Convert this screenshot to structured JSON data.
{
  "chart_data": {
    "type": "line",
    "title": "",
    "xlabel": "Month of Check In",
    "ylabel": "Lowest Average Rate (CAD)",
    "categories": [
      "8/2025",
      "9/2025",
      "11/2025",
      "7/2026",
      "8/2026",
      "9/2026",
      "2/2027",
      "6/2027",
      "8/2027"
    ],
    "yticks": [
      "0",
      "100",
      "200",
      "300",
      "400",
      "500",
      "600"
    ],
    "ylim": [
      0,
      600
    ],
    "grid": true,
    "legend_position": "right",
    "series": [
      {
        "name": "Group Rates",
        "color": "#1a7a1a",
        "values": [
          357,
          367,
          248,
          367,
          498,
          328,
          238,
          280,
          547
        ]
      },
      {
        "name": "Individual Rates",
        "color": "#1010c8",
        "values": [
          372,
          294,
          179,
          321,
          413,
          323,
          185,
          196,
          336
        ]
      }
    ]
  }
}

· · · ·

▶ To be done
Copy down the whole of the data above, matching it exactly.

▶ Result of the task
Convert this screenshot to structured JSON data.
{
  "chart_data": {
    "type": "line",
    "title": "",
    "xlabel": "Month of Check In",
    "ylabel": "Lowest Average Rate (CAD)",
    "categories": [
      "8/2025",
      "9/2025",
      "11/2025",
      "7/2026",
      "8/2026",
      "9/2026",
      "2/2027",
      "6/2027",
      "8/2027"
    ],
    "yticks": [
      "0",
      "100",
      "200",
      "300",
      "400",
      "500",
      "600"
    ],
    "ylim": [
      0,
      600
    ],
    "grid": true,
    "legend_position": "right",
    "series": [
      {
        "name": "Group Rates",
        "color": "#1a7a1a",
        "values": [
          357,
          367,
          248,
          367,
          498,
          328,
          238,
          280,
          547
        ]
      },
      {
        "name": "Individual Rates",
        "color": "#1010c8",
        "values": [
          372,
          294,
          179,
          321,
          413,
          323,
          185,
          196,
          336
        ]
      }
    ]
  }
}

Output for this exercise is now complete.